--- START OF Entries shown ---

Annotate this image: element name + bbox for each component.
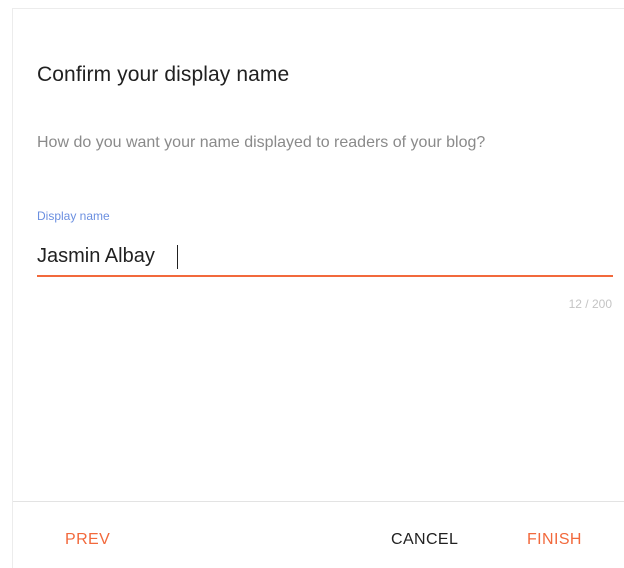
character-counter: 12 / 200: [568, 297, 612, 311]
finish-button[interactable]: FINISH: [519, 527, 590, 553]
text-caret: [177, 245, 178, 269]
cancel-button[interactable]: CANCEL: [383, 527, 466, 553]
input-underline: [37, 275, 613, 277]
footer-divider: [13, 501, 624, 502]
display-name-input[interactable]: [35, 239, 607, 273]
display-name-label: Display name: [37, 209, 110, 223]
dialog-title: Confirm your display name: [37, 63, 290, 86]
display-name-dialog: Confirm your display name How do you wan…: [12, 8, 624, 568]
prev-button[interactable]: PREV: [57, 527, 118, 553]
dialog-subtitle: How do you want your name displayed to r…: [37, 134, 486, 151]
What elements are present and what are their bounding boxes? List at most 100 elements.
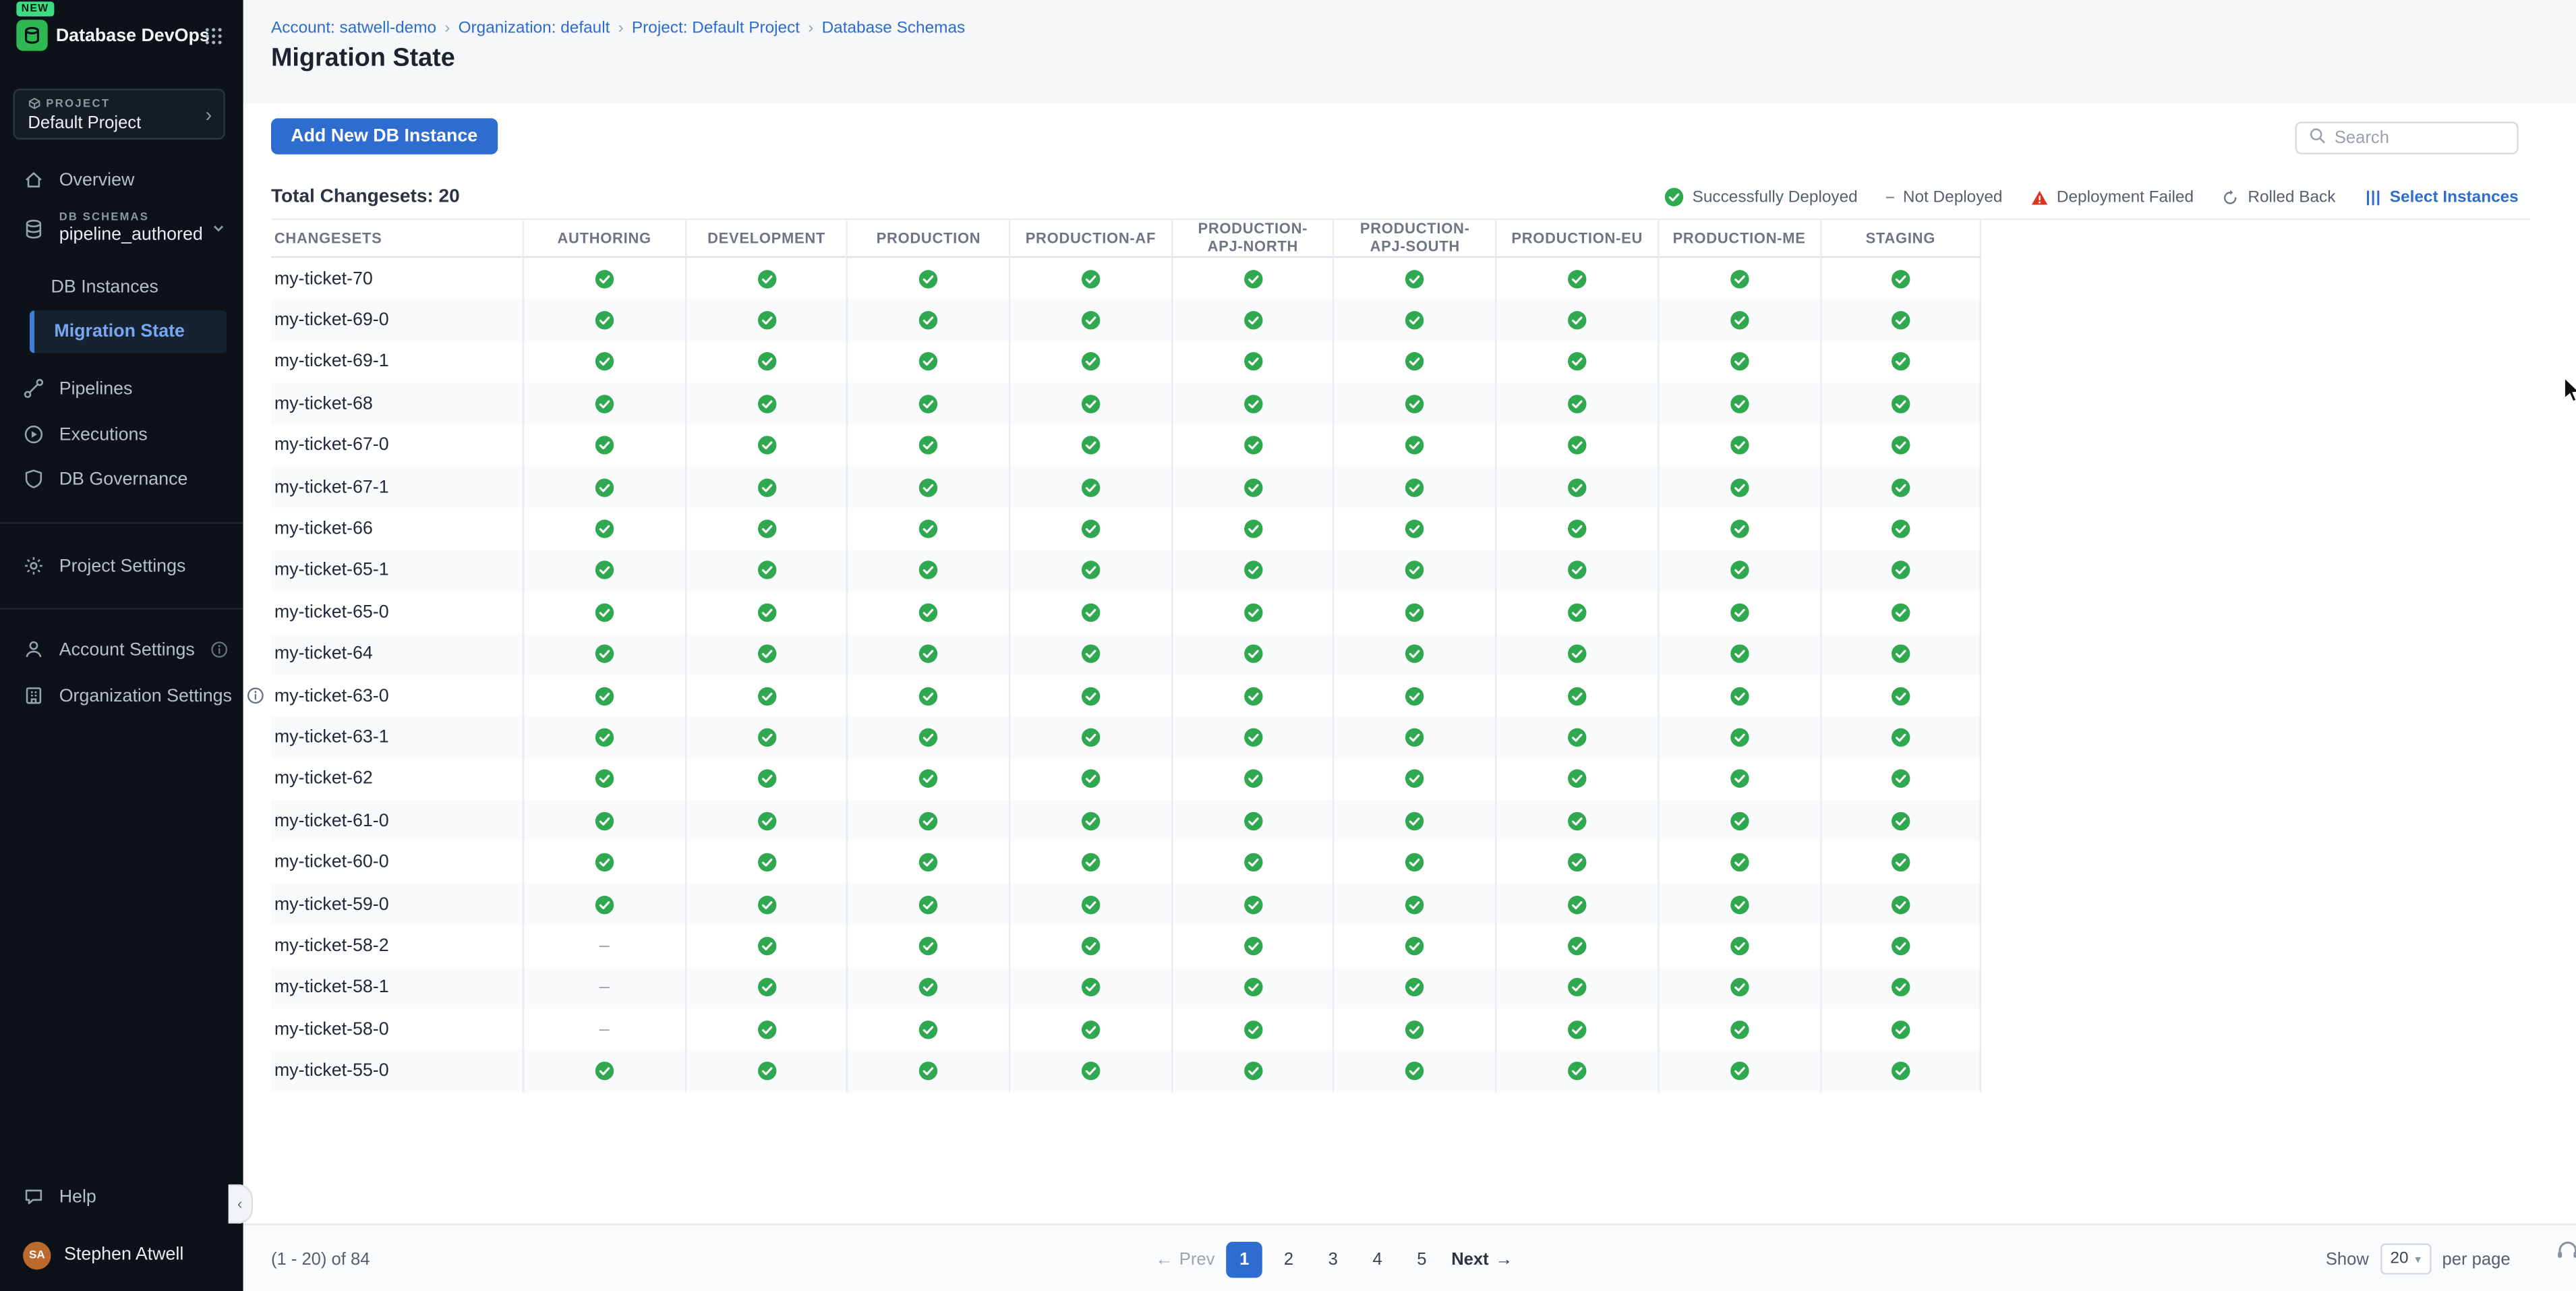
select-instances-button[interactable]: Select Instances — [2364, 188, 2519, 206]
sidebar-item-migration-state[interactable]: Migration State — [30, 310, 227, 353]
info-icon[interactable] — [247, 687, 265, 705]
status-deployed-icon — [1333, 258, 1495, 299]
next-page-button[interactable]: Next → — [1451, 1249, 1513, 1269]
table-row[interactable]: my-ticket-64 — [271, 633, 1982, 675]
sidebar-item-db-instances[interactable]: DB Instances — [0, 266, 243, 308]
add-db-instance-button[interactable]: Add New DB Instance — [271, 118, 497, 154]
table-row[interactable]: my-ticket-55-0 — [271, 1050, 1982, 1092]
sidebar-item-help[interactable]: Help — [0, 1174, 243, 1219]
status-deployed-icon — [684, 1008, 846, 1050]
db-schemas-section-label: DB SCHEMAS — [59, 212, 196, 223]
show-label: Show — [2326, 1249, 2369, 1269]
status-deployed-icon — [1009, 925, 1171, 967]
db-schemas-selected-value: pipeline_authored — [59, 225, 196, 245]
table-row[interactable]: my-ticket-65-1 — [271, 550, 1982, 592]
per-page-label: per page — [2442, 1249, 2511, 1269]
table-row[interactable]: my-ticket-66 — [271, 508, 1982, 550]
status-deployed-icon — [684, 758, 846, 800]
table-row[interactable]: my-ticket-69-0 — [271, 299, 1982, 341]
support-widget-icon[interactable] — [2554, 1237, 2576, 1271]
status-deployed-icon — [684, 341, 846, 383]
changeset-name: my-ticket-67-0 — [271, 425, 523, 467]
sidebar-collapse-handle[interactable]: ‹ — [229, 1184, 254, 1224]
status-deployed-icon — [1658, 633, 1819, 675]
column-header: PRODUCTION-APJ-SOUTH — [1333, 220, 1495, 258]
sidebar-item-pipelines[interactable]: Pipelines — [0, 366, 243, 411]
status-deployed-icon — [1658, 258, 1819, 299]
sidebar-item-label: Help — [59, 1186, 96, 1206]
page-title: Migration State — [271, 45, 455, 74]
project-selector[interactable]: PROJECT Default Project › — [13, 88, 225, 139]
status-deployed-icon — [523, 716, 684, 758]
total-changesets-label: Total Changesets: 20 — [271, 188, 460, 207]
sidebar-item-project-settings[interactable]: Project Settings — [0, 544, 243, 588]
search-icon — [2308, 123, 2326, 153]
status-deployed-icon — [1333, 508, 1495, 550]
table-row[interactable]: my-ticket-58-1– — [271, 967, 1982, 1008]
table-row[interactable]: my-ticket-69-1 — [271, 341, 1982, 383]
status-deployed-icon — [1333, 1008, 1495, 1050]
status-deployed-icon — [1495, 758, 1657, 800]
table-row[interactable]: my-ticket-58-2– — [271, 925, 1982, 967]
table-row[interactable]: my-ticket-68 — [271, 383, 1982, 425]
info-icon[interactable] — [210, 641, 228, 659]
sidebar-item-label: DB Instances — [51, 278, 158, 297]
table-row[interactable]: my-ticket-67-1 — [271, 466, 1982, 508]
breadcrumb-link[interactable]: Account: satwell-demo — [271, 20, 436, 38]
table-row[interactable]: my-ticket-59-0 — [271, 884, 1982, 925]
status-deployed-icon — [684, 800, 846, 842]
user-icon — [23, 639, 45, 660]
table-row[interactable]: my-ticket-58-0– — [271, 1008, 1982, 1050]
column-header: PRODUCTION-APJ-NORTH — [1171, 220, 1333, 258]
sidebar-item-organization-settings[interactable]: Organization Settings — [0, 673, 243, 718]
breadcrumb-separator-icon: › — [618, 20, 624, 38]
breadcrumb-link[interactable]: Organization: default — [459, 20, 610, 38]
status-deployed-icon — [1495, 258, 1657, 299]
sidebar-item-db-governance[interactable]: DB Governance — [0, 457, 243, 501]
status-deployed-icon — [1658, 716, 1819, 758]
status-deployed-icon — [523, 884, 684, 925]
page-button-2[interactable]: 2 — [1270, 1241, 1307, 1278]
status-deployed-icon — [1171, 716, 1333, 758]
status-deployed-icon — [1333, 716, 1495, 758]
status-deployed-icon — [1333, 341, 1495, 383]
changeset-name: my-ticket-70 — [271, 258, 523, 299]
status-deployed-icon — [1495, 341, 1657, 383]
status-deployed-icon — [1171, 299, 1333, 341]
table-row[interactable]: my-ticket-60-0 — [271, 842, 1982, 884]
changeset-name: my-ticket-69-1 — [271, 341, 523, 383]
migration-table-header: CHANGESETSAUTHORINGDEVELOPMENTPRODUCTION… — [271, 220, 1982, 258]
page-button-3[interactable]: 3 — [1315, 1241, 1351, 1278]
pipelines-icon — [23, 378, 45, 399]
table-row[interactable]: my-ticket-67-0 — [271, 425, 1982, 467]
page-size-select[interactable]: 20 ▾ — [2380, 1243, 2431, 1274]
sidebar-item-account-settings[interactable]: Account Settings — [0, 627, 243, 672]
table-row[interactable]: my-ticket-65-0 — [271, 592, 1982, 633]
sidebar-item-executions[interactable]: Executions — [0, 412, 243, 457]
table-row[interactable]: my-ticket-62 — [271, 758, 1982, 800]
page-button-1[interactable]: 1 — [1226, 1241, 1262, 1278]
table-row[interactable]: my-ticket-63-1 — [271, 716, 1982, 758]
status-deployed-icon — [1333, 842, 1495, 884]
breadcrumb-link[interactable]: Database Schemas — [822, 20, 966, 38]
status-deployed-icon — [1009, 508, 1171, 550]
user-menu[interactable]: SA Stephen Atwell — [0, 1232, 243, 1278]
table-row[interactable]: my-ticket-63-0 — [271, 675, 1982, 717]
sidebar-item-overview[interactable]: Overview — [0, 158, 243, 202]
breadcrumb-separator-icon: › — [808, 20, 813, 38]
table-row[interactable]: my-ticket-70 — [271, 258, 1982, 299]
project-label: PROJECT — [46, 98, 110, 109]
status-deployed-icon — [1495, 967, 1657, 1008]
search-box[interactable] — [2295, 121, 2518, 154]
legend-deployment-failed: Deployment Failed — [2030, 188, 2194, 206]
column-header: AUTHORING — [523, 220, 684, 258]
prev-page-button[interactable]: ← Prev — [1155, 1249, 1214, 1269]
status-deployed-icon — [684, 383, 846, 425]
module-switcher-icon[interactable] — [204, 25, 223, 55]
sidebar-item-db-schemas[interactable]: DB SCHEMAS pipeline_authored — [0, 197, 243, 260]
breadcrumb-link[interactable]: Project: Default Project — [632, 20, 800, 38]
table-row[interactable]: my-ticket-61-0 — [271, 800, 1982, 842]
page-button-5[interactable]: 5 — [1404, 1241, 1440, 1278]
search-input[interactable] — [2335, 128, 2505, 148]
page-button-4[interactable]: 4 — [1359, 1241, 1396, 1278]
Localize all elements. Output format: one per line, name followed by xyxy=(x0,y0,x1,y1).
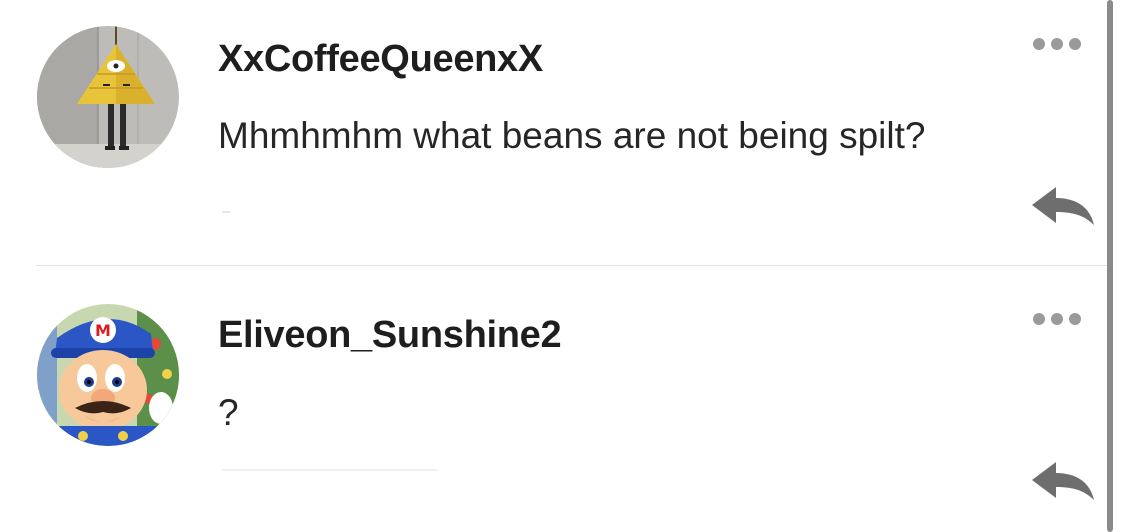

--- END OF Entries shown ---

Task to complete:
Copy out the lines from the start of the image region notes through the line that contains "What elements are", leaving out the pictures.

Result for this exercise:
Annotate this image: element name + bbox for each component.
character-counter: 12 / 200: [568, 297, 612, 311]
finish-button[interactable]: FINISH: [519, 527, 590, 553]
text-caret: [177, 245, 178, 269]
cancel-button[interactable]: CANCEL: [383, 527, 466, 553]
input-underline: [37, 275, 613, 277]
footer-divider: [13, 501, 624, 502]
display-name-input[interactable]: [35, 239, 607, 273]
display-name-label: Display name: [37, 209, 110, 223]
dialog-title: Confirm your display name: [37, 63, 290, 86]
display-name-dialog: Confirm your display name How do you wan…: [12, 8, 624, 568]
prev-button[interactable]: PREV: [57, 527, 118, 553]
dialog-subtitle: How do you want your name displayed to r…: [37, 134, 486, 151]
What elements are present and what are their bounding boxes? List at most 100 elements.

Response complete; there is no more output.